#### PROBLEM
Gather up the lines that contain "Республики".

Stored entries
--------
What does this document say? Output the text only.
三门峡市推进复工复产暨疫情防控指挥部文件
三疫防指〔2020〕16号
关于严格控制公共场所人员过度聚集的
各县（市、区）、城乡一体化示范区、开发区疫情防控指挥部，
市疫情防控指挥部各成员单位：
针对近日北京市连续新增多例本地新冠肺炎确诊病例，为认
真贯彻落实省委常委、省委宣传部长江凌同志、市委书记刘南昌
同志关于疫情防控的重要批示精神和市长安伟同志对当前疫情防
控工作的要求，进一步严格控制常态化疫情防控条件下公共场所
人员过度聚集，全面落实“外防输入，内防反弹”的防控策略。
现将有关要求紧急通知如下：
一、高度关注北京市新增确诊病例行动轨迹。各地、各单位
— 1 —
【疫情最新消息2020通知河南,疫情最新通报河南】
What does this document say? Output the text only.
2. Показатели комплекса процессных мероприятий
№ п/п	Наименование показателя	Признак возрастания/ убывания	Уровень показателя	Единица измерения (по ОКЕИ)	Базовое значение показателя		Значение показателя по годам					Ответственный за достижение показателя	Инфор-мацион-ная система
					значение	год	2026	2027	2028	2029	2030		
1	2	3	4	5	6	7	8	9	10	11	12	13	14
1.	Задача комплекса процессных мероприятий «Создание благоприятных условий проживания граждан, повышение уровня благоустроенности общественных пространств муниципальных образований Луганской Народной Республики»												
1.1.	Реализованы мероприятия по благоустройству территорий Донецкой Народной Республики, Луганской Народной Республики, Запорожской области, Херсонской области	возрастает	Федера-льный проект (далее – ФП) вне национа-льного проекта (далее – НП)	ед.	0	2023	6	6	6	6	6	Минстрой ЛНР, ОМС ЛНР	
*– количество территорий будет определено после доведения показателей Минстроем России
--------
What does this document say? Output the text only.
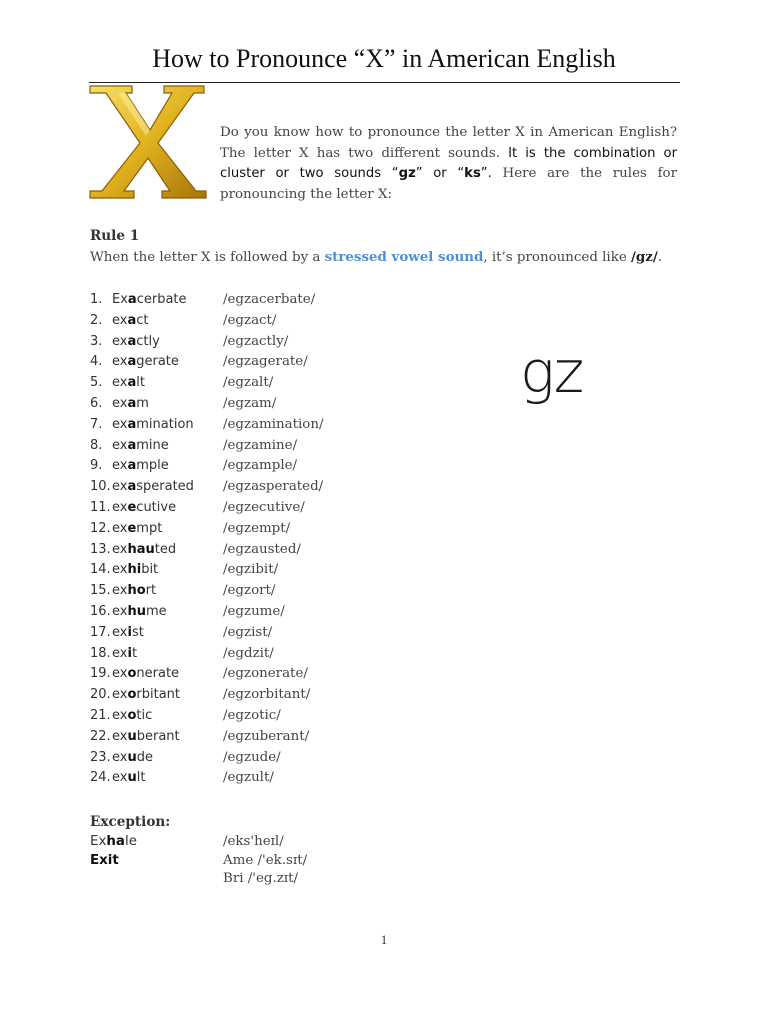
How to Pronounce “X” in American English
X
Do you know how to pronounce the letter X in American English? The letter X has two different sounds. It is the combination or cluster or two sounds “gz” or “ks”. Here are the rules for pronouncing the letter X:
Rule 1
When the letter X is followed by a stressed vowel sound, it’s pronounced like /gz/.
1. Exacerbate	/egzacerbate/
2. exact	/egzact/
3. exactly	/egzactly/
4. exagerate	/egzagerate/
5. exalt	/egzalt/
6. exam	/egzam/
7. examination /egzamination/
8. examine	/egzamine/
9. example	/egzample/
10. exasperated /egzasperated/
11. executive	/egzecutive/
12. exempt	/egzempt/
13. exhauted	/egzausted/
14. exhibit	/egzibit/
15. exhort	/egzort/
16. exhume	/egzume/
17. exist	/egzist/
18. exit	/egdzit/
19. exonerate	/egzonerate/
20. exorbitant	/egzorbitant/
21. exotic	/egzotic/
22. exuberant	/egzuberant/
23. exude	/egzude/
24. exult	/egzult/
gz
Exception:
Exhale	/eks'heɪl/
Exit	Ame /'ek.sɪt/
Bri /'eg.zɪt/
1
--------
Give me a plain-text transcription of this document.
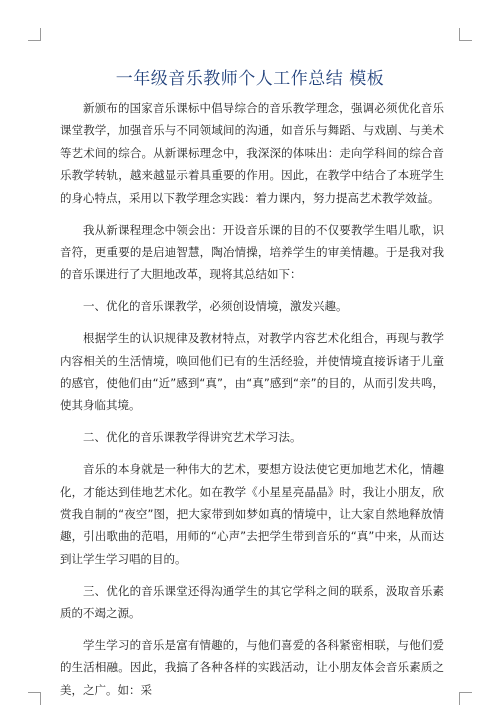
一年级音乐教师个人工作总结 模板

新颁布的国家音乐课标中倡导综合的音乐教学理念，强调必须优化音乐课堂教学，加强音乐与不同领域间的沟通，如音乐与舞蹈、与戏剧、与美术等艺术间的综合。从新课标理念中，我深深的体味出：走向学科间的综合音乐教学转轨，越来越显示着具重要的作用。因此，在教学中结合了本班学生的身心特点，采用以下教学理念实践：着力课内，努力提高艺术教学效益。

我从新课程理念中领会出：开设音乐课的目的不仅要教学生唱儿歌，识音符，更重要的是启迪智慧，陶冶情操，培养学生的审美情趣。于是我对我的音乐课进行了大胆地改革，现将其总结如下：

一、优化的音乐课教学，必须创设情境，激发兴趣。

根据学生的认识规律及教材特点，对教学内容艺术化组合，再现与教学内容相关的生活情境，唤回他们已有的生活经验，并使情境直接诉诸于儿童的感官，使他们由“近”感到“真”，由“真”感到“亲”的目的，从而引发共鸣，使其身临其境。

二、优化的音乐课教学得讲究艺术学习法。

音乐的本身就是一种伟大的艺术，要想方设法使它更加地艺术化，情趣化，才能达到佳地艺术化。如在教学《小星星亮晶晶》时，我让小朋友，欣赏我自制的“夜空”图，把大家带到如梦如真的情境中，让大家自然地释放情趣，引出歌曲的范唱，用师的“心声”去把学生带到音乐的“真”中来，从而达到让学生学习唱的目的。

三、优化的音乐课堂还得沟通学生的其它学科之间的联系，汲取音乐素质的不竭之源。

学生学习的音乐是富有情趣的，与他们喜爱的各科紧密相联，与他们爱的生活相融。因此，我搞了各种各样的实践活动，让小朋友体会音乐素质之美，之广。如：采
--------
#### CORRECT ANSWER
1.	Задача комплекса процессных мероприятий «Создание благоприятных условий проживания граждан, повышение уровня благоустроенности общественных пространств муниципальных образований Луганской Народной Республики»												
1.1.	Реализованы мероприятия по благоустройству территорий Донецкой Народной Республики, Луганской Народной Республики, Запорожской области, Херсонской области	возрастает	Федера-льный проект (далее – ФП) вне национа-льного проекта (далее – НП)	ед.	0	2023	6	6	6	6	6	Минстрой ЛНР, ОМС ЛНР	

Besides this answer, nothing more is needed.